鞄は旅を想わせるところがあります。「旅鞄」と言うではありませんか。そしてまた、「旅行鞄」とも。
たとえば一泊旅行であったなら、着替えと、パジャマに歯ブラシを詰めるあたりから、旅ははじまっているのでしょう。
細川光洋の書いた本に『吉井勇の旅鞄』があります。吉井 勇は、歌人。『酒ほがひ』は、代表歌集でしょうか。
吉井 勇もまた旅を愛した歌人で、旅から多くの歌を詠んでおります。

この鞄 机代りとして 書きし紀行もいつか古りにけらしも

そんな歌を詠んでおります。昭和三十一年に発表した『形影抄』に収められているのですが。この外にも、吉井 勇は、旅鞄を多く詠んでいます。
吉井 勇の旅鞄。今、京都の「歴彩館」に所蔵されていて。縦、35センチ。横、54センチ。厚さ、16、5センチの大きさなんだそうですね。
上蓋を被せる式の革鞄で、「I、Y」の頭文字が刻印されて。銀座の「ゴキ」という店に注文した鞄とのことです。

昔の旅鞄には、大きいものもあったようです。なにしろ船旅の時代だったから。
2005年に、伊集院静が発表した随筆集に、『旅行鞄にはなびら』があります。この中のひとつに、『父の旅行鞄』も収められて。

「横百五十センチ、高さ八十センチ、幅五十センチはあろう大きな革鞄で、妹などは鞄の中に、ごろんと寝ることができた。木製の枠に革張りがしてあり、中はシルク地の布貼りがしてあった。」

伊集院静は、そんなふうに説明しています。
では、伊集院静ご本人の旅鞄はどうだったのか。

課題のリスト ::

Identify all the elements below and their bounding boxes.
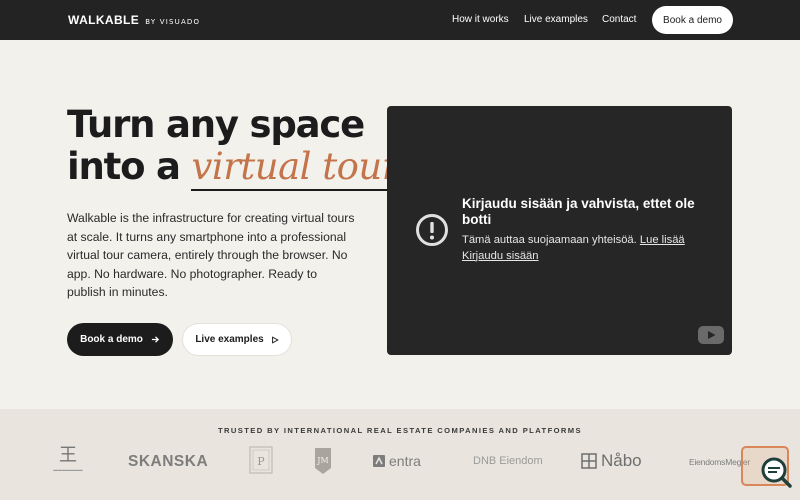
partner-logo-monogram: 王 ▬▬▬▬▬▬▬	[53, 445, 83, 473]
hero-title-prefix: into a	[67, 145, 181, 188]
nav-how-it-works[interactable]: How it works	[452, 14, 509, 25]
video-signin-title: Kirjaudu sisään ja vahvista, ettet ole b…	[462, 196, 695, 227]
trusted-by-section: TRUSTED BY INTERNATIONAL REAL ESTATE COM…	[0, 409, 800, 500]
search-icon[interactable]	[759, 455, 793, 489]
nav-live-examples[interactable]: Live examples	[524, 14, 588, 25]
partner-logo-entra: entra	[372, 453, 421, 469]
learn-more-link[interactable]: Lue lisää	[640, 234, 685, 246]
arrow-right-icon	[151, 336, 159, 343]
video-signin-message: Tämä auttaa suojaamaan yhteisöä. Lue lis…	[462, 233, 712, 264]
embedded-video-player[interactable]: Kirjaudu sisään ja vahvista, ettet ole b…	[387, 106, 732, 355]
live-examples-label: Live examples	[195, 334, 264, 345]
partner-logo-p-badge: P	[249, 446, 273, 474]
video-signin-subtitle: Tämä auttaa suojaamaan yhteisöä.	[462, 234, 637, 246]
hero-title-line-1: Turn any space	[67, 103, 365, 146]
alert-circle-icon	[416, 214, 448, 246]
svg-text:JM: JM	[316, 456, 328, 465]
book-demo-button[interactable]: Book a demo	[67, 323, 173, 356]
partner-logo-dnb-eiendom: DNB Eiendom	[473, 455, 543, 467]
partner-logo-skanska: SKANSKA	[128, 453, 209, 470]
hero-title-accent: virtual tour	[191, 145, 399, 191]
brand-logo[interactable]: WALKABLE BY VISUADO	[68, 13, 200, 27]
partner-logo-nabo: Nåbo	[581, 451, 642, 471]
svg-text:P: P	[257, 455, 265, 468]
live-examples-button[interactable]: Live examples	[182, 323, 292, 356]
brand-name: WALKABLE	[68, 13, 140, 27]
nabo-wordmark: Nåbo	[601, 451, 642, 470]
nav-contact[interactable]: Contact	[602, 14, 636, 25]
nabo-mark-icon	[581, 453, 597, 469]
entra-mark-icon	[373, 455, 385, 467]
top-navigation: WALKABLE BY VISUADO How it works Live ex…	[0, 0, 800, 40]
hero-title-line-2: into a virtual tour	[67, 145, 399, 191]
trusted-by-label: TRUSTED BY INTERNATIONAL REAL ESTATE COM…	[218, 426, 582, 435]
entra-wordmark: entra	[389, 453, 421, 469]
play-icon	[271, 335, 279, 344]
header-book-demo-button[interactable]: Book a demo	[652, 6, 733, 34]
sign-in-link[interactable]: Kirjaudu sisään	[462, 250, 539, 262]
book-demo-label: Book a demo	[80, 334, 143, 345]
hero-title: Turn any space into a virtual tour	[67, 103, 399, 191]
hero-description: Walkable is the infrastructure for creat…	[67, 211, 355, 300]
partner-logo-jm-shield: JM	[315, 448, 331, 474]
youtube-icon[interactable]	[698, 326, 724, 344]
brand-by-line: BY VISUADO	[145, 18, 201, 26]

...

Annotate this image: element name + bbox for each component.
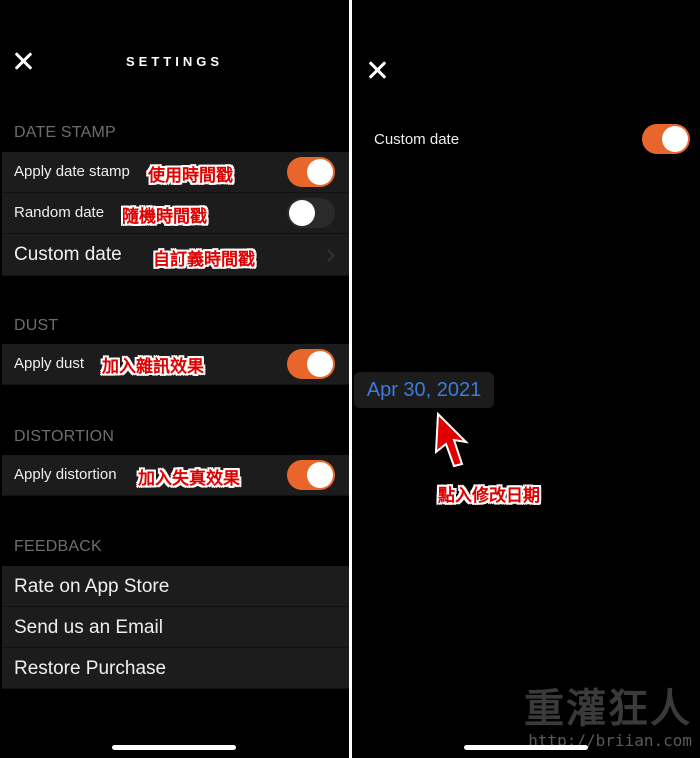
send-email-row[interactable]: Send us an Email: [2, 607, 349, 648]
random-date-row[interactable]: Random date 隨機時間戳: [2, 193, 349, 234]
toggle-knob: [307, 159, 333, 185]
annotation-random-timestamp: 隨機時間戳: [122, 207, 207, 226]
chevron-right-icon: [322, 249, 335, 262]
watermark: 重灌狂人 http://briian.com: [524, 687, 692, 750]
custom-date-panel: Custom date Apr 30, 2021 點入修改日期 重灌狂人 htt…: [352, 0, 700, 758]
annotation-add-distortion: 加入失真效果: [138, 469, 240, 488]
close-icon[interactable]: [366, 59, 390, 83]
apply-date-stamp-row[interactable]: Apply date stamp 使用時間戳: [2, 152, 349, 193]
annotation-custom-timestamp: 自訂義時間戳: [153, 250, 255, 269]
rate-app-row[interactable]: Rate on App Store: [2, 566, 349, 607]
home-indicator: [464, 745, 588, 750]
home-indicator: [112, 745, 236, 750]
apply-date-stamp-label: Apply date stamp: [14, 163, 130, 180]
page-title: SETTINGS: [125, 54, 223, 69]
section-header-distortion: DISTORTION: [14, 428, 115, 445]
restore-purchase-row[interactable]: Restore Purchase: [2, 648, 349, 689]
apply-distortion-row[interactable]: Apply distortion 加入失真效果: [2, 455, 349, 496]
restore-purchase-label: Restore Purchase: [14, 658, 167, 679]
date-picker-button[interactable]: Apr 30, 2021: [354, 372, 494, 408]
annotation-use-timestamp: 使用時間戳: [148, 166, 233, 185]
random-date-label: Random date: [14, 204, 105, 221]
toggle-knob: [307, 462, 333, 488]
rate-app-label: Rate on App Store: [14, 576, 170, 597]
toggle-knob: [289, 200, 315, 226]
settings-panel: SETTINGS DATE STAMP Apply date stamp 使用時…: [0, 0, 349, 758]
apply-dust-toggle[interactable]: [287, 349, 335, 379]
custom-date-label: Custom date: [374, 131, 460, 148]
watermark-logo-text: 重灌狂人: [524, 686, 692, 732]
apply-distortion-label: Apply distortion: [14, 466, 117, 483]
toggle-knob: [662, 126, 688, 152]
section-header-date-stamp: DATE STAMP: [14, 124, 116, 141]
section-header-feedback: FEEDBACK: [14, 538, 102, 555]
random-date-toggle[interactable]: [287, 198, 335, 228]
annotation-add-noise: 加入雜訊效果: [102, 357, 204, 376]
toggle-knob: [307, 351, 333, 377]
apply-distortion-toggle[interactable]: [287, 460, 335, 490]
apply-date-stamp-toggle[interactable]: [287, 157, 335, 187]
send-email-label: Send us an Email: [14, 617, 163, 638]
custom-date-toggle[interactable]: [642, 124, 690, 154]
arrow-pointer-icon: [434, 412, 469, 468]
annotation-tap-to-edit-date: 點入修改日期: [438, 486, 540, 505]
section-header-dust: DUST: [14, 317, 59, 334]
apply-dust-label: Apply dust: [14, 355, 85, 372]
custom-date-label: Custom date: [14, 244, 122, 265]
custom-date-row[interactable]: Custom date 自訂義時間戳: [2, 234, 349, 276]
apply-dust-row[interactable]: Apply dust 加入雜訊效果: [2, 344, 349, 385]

---

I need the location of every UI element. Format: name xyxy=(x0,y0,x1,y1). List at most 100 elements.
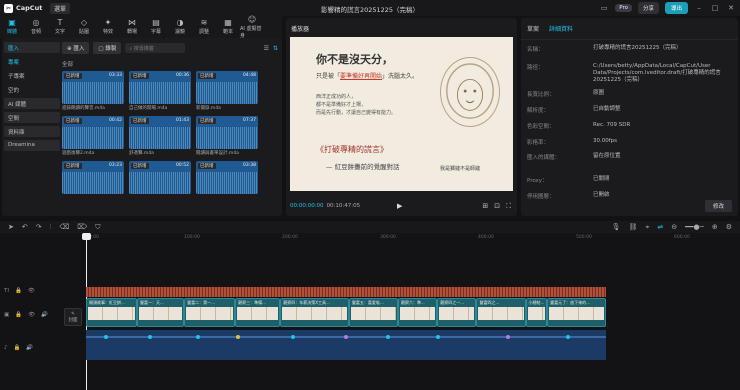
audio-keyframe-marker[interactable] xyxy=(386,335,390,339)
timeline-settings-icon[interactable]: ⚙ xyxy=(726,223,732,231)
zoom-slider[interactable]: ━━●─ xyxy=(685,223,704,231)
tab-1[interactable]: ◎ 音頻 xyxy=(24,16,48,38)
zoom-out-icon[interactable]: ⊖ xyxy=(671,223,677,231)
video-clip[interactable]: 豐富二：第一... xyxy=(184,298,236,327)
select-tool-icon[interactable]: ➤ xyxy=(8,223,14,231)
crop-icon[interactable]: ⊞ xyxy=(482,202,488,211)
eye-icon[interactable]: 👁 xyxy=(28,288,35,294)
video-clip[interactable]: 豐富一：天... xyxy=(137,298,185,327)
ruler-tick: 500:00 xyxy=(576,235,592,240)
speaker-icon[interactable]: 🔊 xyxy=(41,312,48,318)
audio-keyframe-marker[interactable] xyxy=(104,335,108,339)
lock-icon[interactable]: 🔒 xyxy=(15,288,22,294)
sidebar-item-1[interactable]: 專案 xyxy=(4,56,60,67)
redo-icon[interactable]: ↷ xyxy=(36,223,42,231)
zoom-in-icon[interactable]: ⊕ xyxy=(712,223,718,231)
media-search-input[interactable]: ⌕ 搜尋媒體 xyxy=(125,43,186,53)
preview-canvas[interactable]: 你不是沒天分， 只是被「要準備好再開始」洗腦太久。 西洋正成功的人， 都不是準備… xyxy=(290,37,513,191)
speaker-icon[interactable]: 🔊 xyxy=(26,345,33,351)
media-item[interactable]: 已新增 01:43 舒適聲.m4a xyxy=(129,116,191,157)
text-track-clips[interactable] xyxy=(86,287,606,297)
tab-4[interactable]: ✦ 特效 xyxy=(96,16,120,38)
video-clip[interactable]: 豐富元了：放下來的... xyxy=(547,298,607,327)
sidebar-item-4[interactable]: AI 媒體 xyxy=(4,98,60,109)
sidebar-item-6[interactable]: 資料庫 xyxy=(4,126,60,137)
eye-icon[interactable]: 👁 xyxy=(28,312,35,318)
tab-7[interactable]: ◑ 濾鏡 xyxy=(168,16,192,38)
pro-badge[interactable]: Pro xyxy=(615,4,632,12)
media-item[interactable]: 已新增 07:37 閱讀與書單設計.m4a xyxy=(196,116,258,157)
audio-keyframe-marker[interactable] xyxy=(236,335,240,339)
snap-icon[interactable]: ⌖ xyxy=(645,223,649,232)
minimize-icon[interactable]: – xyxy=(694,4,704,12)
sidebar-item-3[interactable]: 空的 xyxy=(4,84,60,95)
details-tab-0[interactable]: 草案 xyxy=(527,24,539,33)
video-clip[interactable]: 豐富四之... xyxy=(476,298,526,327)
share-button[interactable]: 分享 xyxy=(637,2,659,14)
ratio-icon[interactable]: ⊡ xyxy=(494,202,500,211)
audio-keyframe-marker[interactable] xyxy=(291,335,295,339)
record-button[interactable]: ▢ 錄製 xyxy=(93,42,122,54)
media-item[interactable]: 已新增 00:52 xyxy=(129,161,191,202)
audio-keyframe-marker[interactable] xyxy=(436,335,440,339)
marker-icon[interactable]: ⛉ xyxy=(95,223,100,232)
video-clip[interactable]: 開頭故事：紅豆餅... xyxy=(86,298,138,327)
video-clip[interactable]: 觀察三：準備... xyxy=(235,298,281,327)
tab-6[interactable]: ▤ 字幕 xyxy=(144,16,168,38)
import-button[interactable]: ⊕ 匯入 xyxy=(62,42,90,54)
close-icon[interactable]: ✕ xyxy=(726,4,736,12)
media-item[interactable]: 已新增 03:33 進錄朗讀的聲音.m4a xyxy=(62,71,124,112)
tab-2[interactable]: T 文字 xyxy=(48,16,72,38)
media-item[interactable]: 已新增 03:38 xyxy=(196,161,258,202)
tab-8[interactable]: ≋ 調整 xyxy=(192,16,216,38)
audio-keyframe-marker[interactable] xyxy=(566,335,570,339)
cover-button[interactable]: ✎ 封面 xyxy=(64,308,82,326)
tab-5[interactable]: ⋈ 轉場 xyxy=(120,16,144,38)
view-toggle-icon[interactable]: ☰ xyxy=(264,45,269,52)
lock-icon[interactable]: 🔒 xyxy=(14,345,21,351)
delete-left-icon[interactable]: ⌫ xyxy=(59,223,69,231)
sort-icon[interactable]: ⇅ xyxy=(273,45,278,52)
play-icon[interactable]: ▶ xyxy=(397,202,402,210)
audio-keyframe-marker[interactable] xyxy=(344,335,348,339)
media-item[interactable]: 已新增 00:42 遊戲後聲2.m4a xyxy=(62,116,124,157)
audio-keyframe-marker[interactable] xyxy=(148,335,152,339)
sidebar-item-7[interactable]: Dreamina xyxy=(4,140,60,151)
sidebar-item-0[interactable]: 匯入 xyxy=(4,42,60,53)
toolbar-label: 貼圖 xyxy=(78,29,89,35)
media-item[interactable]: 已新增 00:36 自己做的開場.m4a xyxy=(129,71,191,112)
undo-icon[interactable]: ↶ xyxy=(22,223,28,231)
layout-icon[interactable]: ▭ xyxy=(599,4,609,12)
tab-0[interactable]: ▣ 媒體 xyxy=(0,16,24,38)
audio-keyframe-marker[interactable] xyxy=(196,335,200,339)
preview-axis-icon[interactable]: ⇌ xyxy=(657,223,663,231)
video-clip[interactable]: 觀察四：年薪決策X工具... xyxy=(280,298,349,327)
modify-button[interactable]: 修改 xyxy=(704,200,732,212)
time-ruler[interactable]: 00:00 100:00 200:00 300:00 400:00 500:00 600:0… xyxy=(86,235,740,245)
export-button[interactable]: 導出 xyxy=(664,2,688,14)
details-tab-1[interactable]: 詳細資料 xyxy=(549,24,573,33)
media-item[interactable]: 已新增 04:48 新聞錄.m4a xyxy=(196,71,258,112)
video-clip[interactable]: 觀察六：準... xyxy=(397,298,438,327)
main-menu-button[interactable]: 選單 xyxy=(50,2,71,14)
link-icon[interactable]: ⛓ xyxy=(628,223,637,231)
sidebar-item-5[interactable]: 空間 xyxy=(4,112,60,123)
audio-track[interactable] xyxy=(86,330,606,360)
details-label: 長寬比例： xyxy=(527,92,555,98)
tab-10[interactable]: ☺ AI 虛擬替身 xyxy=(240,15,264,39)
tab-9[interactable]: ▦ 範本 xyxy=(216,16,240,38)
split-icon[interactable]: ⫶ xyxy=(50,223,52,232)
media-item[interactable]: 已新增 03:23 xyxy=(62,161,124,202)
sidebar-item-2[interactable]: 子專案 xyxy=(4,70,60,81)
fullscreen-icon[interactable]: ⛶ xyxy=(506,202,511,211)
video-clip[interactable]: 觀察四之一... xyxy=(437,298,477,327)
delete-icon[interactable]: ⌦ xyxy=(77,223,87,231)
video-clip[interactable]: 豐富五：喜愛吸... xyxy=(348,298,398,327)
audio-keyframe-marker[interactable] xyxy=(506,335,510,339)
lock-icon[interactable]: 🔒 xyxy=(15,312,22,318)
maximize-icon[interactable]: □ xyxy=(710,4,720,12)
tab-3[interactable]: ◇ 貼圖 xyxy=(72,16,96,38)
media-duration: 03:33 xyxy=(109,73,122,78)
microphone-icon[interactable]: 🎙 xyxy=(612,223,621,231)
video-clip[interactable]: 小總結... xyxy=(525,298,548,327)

出題 1 :: リストのうち、「audio-keyframe-marker[interactable] xyxy=(386,335,390,339)」を含む行から始まり「audio-keyframe-marker[interactable] xyxy=(104,335,108,339)」を含む行で終わる範囲を、空行を除いて番号付きの箇条書きに書き直してください。
出題 2 :: 旅鞄についての課題文の続きを、最後の文のあとから書き進めてください。

解答例 1 ::
1. audio-keyframe-marker[interactable] xyxy=(386,335,390,339)
2. timeline-settings-icon[interactable]: ⚙ xyxy=(726,223,732,231)
3. zoom-slider[interactable]: ━━●─ xyxy=(685,223,704,231)
4. tab-1[interactable]: ◎ 音頻 xyxy=(24,16,48,38)
5. zoom-out-icon[interactable]: ⊖ xyxy=(671,223,677,231)
6. video-clip[interactable]: 豐富二：第一... xyxy=(184,298,236,327)
7. select-tool-icon[interactable]: ➤ xyxy=(8,223,14,231)
8. crop-icon[interactable]: ⊞ xyxy=(482,202,488,211)
9. eye-icon[interactable]: 👁 xyxy=(28,288,35,294)
10. video-clip[interactable]: 豐富一：天... xyxy=(137,298,185,327)
11. ruler-tick: 500:00 xyxy=(576,235,592,240)
12. speaker-icon[interactable]: 🔊 xyxy=(41,312,48,318)
13. audio-keyframe-marker[interactable] xyxy=(104,335,108,339)

解答例 2 ::
「いささか放浪癖があった私は旅は手ぶらで行く、が基本であったから、ちいさな鞄ひとつで、どの国も歩き回った。」

伊集院静著『旅行鞄のガラクタ』には、そのように出ています。

鞄が出てくる小説に、『ある殺人者の告白』があります。1936年に、ヨーゼフ・ロートが発表した物語。

「わたしには彼が自分の赤い革のカバンから旅券の用紙を一部取出すのが見えました。」

これは「ラカトス」という男の仕種として。また、『ある殺人者の告白』を読んでおりますと、こんな描写も出てきます。

「ペルシア子羊の皮製の一種のあごひも付きカポートをかぶり、銀色の懸れ総の付いた北極狐のフード付コートを着て」

これはあるモデルの着こなしとして。
「カポート」capote
は、柔らか、小型の帽子のこと。中世の衣裳に、「カポート」と呼ばれるフード付きの外套があって、そのフードが後に帽子になったので、その名前があります。
どなたか男性用のカポートを作って頂けませんでしょうか。